# START OF Data

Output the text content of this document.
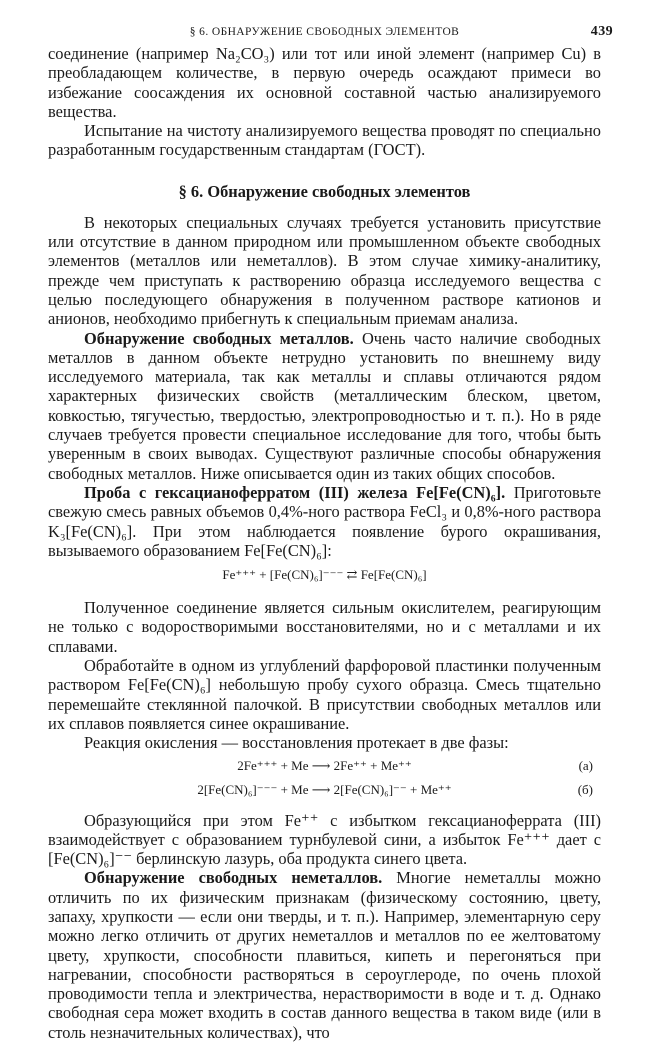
§ 6. ОБНАРУЖЕНИЕ СВОБОДНЫХ ЭЛЕМЕНТОВ	439

соединение (например Na₂CO₃) или тот или иной элемент (например Cu) в преобладающем количестве, в первую очередь осаждают примеси во избежание соосаждения их основной составной частью анализируемого вещества.

Испытание на чистоту анализируемого вещества проводят по специально разработанным государственным стандартам (ГОСТ).

§ 6. Обнаружение свободных элементов

В некоторых специальных случаях требуется установить присутствие или отсутствие в данном природном или промышленном объекте свободных элементов (металлов или неметаллов). В этом случае химику-аналитику, прежде чем приступать к растворению образца исследуемого вещества с целью последующего обнаружения в полученном растворе катионов и анионов, необходимо прибегнуть к специальным приемам анализа.

Обнаружение свободных металлов. Очень часто наличие свободных металлов в данном объекте нетрудно установить по внешнему виду исследуемого материала, так как металлы и сплавы отличаются рядом характерных физических свойств (металлическим блеском, цветом, ковкостью, тягучестью, твердостью, электропроводностью и т. п.). Но в ряде случаев требуется провести специальное исследование для того, чтобы быть уверенным в своих выводах. Существуют различные способы обнаружения свободных металлов. Ниже описывается один из таких общих способов.

Проба с гексацианоферратом (III) железа Fe[Fe(CN)₆]. Приготовьте свежую смесь равных объемов 0,4%-ного раствора FeCl₃ и 0,8%-ного раствора K₃[Fe(CN)₆]. При этом наблюдается появление бурого окрашивания, вызываемого образованием Fe[Fe(CN)₆]:

Fe⁺⁺⁺ + [Fe(CN)₆]⁻⁻⁻ ⇄ Fe[Fe(CN)₆]

Полученное соединение является сильным окислителем, реагирующим не только с водоростворимыми восстановителями, но и с металлами и их сплавами.

Обработайте в одном из углублений фарфоровой пластинки полученным раствором Fe[Fe(CN)₆] небольшую пробу сухого образца. Смесь тщательно перемешайте стеклянной палочкой. В присутствии свободных металлов или их сплавов появляется синее окрашивание.

Реакция окисления — восстановления протекает в две фазы:

2Fe⁺⁺⁺ + Me ⟶ 2Fe⁺⁺ + Me⁺⁺	(а)
2[Fe(CN)₆]⁻⁻⁻ + Me ⟶ 2[Fe(CN)₆]⁻⁻ + Me⁺⁺	(б)

Образующийся при этом Fe⁺⁺ с избытком гексацианоферрата (III) взаимодействует с образованием турнбулевой сини, а избыток Fe⁺⁺⁺ дает с [Fe(CN)₆]⁻⁻ берлинскую лазурь, оба продукта синего цвета.

Обнаружение свободных неметаллов. Многие неметаллы можно отличить по их физическим признакам (физическому состоянию, цвету, запаху, хрупкости — если они тверды, и т. п.). Например, элементарную серу можно легко отличить от других неметаллов и металлов по ее желтоватому цвету, хрупкости, способности плавиться, кипеть и перегоняться при нагревании, способности растворяться в сероуглероде, по очень плохой проводимости тепла и электричества, нерастворимости в воде и т. д. Однако свободная сера может входить в состав данного вещества в таком виде (или в столь незначительных количествах), что
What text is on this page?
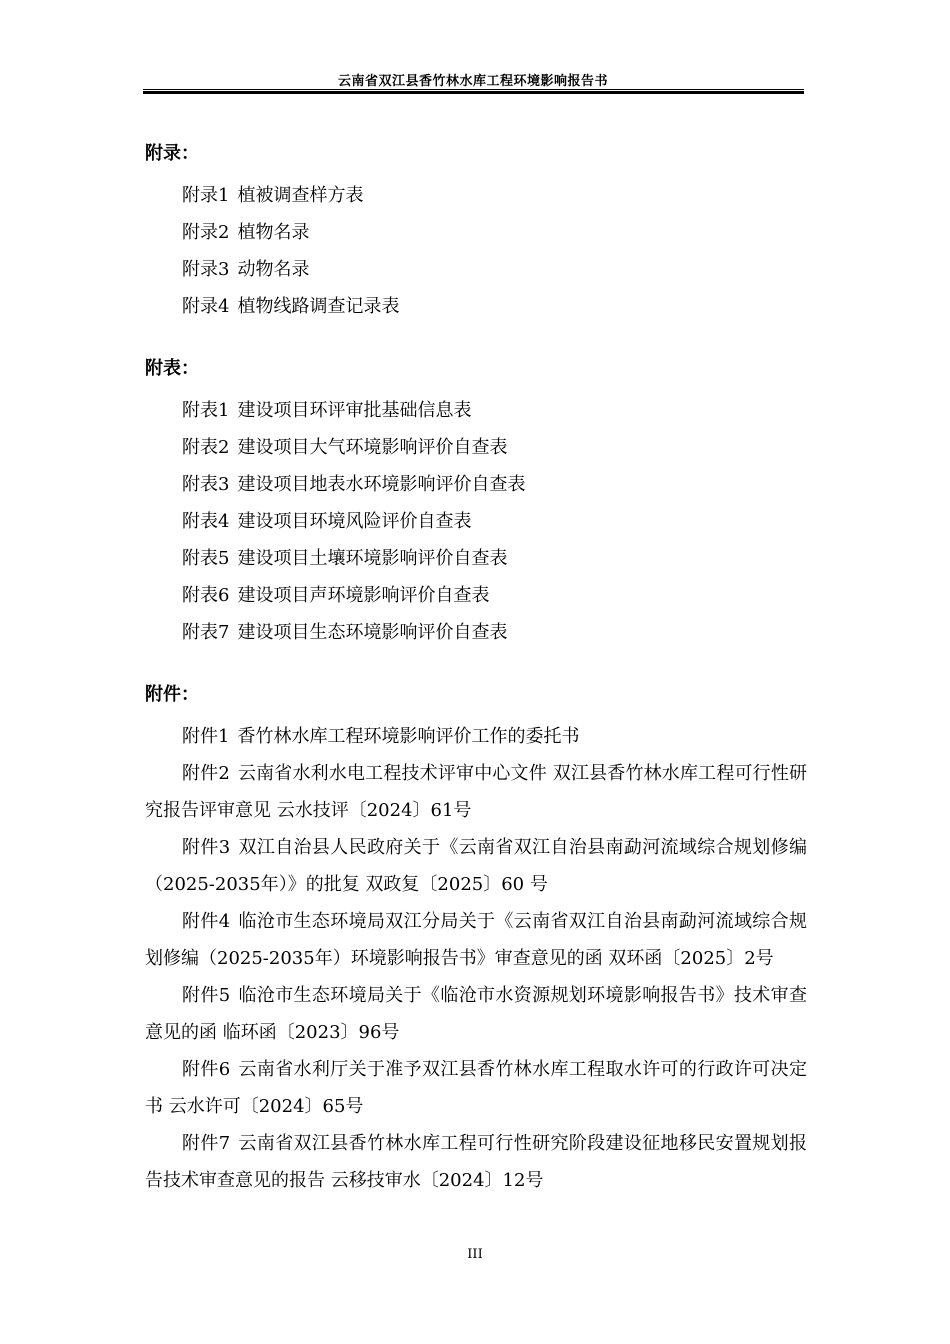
云南省双江县香竹林水库工程环境影响报告书
附录：
附录1 植被调查样方表
附录2 植物名录
附录3 动物名录
附录4 植物线路调查记录表
附表：
附表1 建设项目环评审批基础信息表
附表2 建设项目大气环境影响评价自查表
附表3 建设项目地表水环境影响评价自查表
附表4 建设项目环境风险评价自查表
附表5 建设项目土壤环境影响评价自查表
附表6 建设项目声环境影响评价自查表
附表7 建设项目生态环境影响评价自查表
附件：
附件1 香竹林水库工程环境影响评价工作的委托书
附件2 云南省水利水电工程技术评审中心文件 双江县香竹林水库工程可行性研究报告评审意见 云水技评〔2024〕61号
附件3 双江自治县人民政府关于《云南省双江自治县南勐河流域综合规划修编（2025-2035年）》的批复 双政复〔2025〕60 号
附件4 临沧市生态环境局双江分局关于《云南省双江自治县南勐河流域综合规划修编（2025-2035年）环境影响报告书》审查意见的函 双环函〔2025〕2号
附件5 临沧市生态环境局关于《临沧市水资源规划环境影响报告书》技术审查意见的函 临环函〔2023〕96号
附件6 云南省水利厅关于准予双江县香竹林水库工程取水许可的行政许可决定书 云水许可〔2024〕65号
附件7 云南省双江县香竹林水库工程可行性研究阶段建设征地移民安置规划报告技术审查意见的报告 云移技审水〔2024〕12号
III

# END OF Data

### Short task
Images in the data above are to be skipped. Retype all other material exactly.

### Correct result
Output the text content of this document.
§ 6. ОБНАРУЖЕНИЕ СВОБОДНЫХ ЭЛЕМЕНТОВ	439

соединение (например Na₂CO₃) или тот или иной элемент (например Cu) в преобладающем количестве, в первую очередь осаждают примеси во избежание соосаждения их основной составной частью анализируемого вещества.

Испытание на чистоту анализируемого вещества проводят по специально разработанным государственным стандартам (ГОСТ).

§ 6. Обнаружение свободных элементов

В некоторых специальных случаях требуется установить присутствие или отсутствие в данном природном или промышленном объекте свободных элементов (металлов или неметаллов). В этом случае химику-аналитику, прежде чем приступать к растворению образца исследуемого вещества с целью последующего обнаружения в полученном растворе катионов и анионов, необходимо прибегнуть к специальным приемам анализа.

Обнаружение свободных металлов. Очень часто наличие свободных металлов в данном объекте нетрудно установить по внешнему виду исследуемого материала, так как металлы и сплавы отличаются рядом характерных физических свойств (металлическим блеском, цветом, ковкостью, тягучестью, твердостью, электропроводностью и т. п.). Но в ряде случаев требуется провести специальное исследование для того, чтобы быть уверенным в своих выводах. Существуют различные способы обнаружения свободных металлов. Ниже описывается один из таких общих способов.

Проба с гексацианоферратом (III) железа Fe[Fe(CN)₆]. Приготовьте свежую смесь равных объемов 0,4%-ного раствора FeCl₃ и 0,8%-ного раствора K₃[Fe(CN)₆]. При этом наблюдается появление бурого окрашивания, вызываемого образованием Fe[Fe(CN)₆]:

Fe⁺⁺⁺ + [Fe(CN)₆]⁻⁻⁻ ⇄ Fe[Fe(CN)₆]

Полученное соединение является сильным окислителем, реагирующим не только с водоростворимыми восстановителями, но и с металлами и их сплавами.

Обработайте в одном из углублений фарфоровой пластинки полученным раствором Fe[Fe(CN)₆] небольшую пробу сухого образца. Смесь тщательно перемешайте стеклянной палочкой. В присутствии свободных металлов или их сплавов появляется синее окрашивание.

Реакция окисления — восстановления протекает в две фазы:

2Fe⁺⁺⁺ + Me ⟶ 2Fe⁺⁺ + Me⁺⁺	(а)
2[Fe(CN)₆]⁻⁻⁻ + Me ⟶ 2[Fe(CN)₆]⁻⁻ + Me⁺⁺	(б)

Образующийся при этом Fe⁺⁺ с избытком гексацианоферрата (III) взаимодействует с образованием турнбулевой сини, а избыток Fe⁺⁺⁺ дает с [Fe(CN)₆]⁻⁻ берлинскую лазурь, оба продукта синего цвета.

Обнаружение свободных неметаллов. Многие неметаллы можно отличить по их физическим признакам (физическому состоянию, цвету, запаху, хрупкости — если они тверды, и т. п.). Например, элементарную серу можно легко отличить от других неметаллов и металлов по ее желтоватому цвету, хрупкости, способности плавиться, кипеть и перегоняться при нагревании, способности растворяться в сероуглероде, по очень плохой проводимости тепла и электричества, нерастворимости в воде и т. д. Однако свободная сера может входить в состав данного вещества в таком виде (или в столь незначительных количествах), что
What text is on this page?
云南省双江县香竹林水库工程环境影响报告书
附录：
附录1 植被调查样方表
附录2 植物名录
附录3 动物名录
附录4 植物线路调查记录表
附表：
附表1 建设项目环评审批基础信息表
附表2 建设项目大气环境影响评价自查表
附表3 建设项目地表水环境影响评价自查表
附表4 建设项目环境风险评价自查表
附表5 建设项目土壤环境影响评价自查表
附表6 建设项目声环境影响评价自查表
附表7 建设项目生态环境影响评价自查表
附件：
附件1 香竹林水库工程环境影响评价工作的委托书
附件2 云南省水利水电工程技术评审中心文件 双江县香竹林水库工程可行性研究报告评审意见 云水技评〔2024〕61号
附件3 双江自治县人民政府关于《云南省双江自治县南勐河流域综合规划修编（2025-2035年）》的批复 双政复〔2025〕60 号
附件4 临沧市生态环境局双江分局关于《云南省双江自治县南勐河流域综合规划修编（2025-2035年）环境影响报告书》审查意见的函 双环函〔2025〕2号
附件5 临沧市生态环境局关于《临沧市水资源规划环境影响报告书》技术审查意见的函 临环函〔2023〕96号
附件6 云南省水利厅关于准予双江县香竹林水库工程取水许可的行政许可决定书 云水许可〔2024〕65号
附件7 云南省双江县香竹林水库工程可行性研究阶段建设征地移民安置规划报告技术审查意见的报告 云移技审水〔2024〕12号
III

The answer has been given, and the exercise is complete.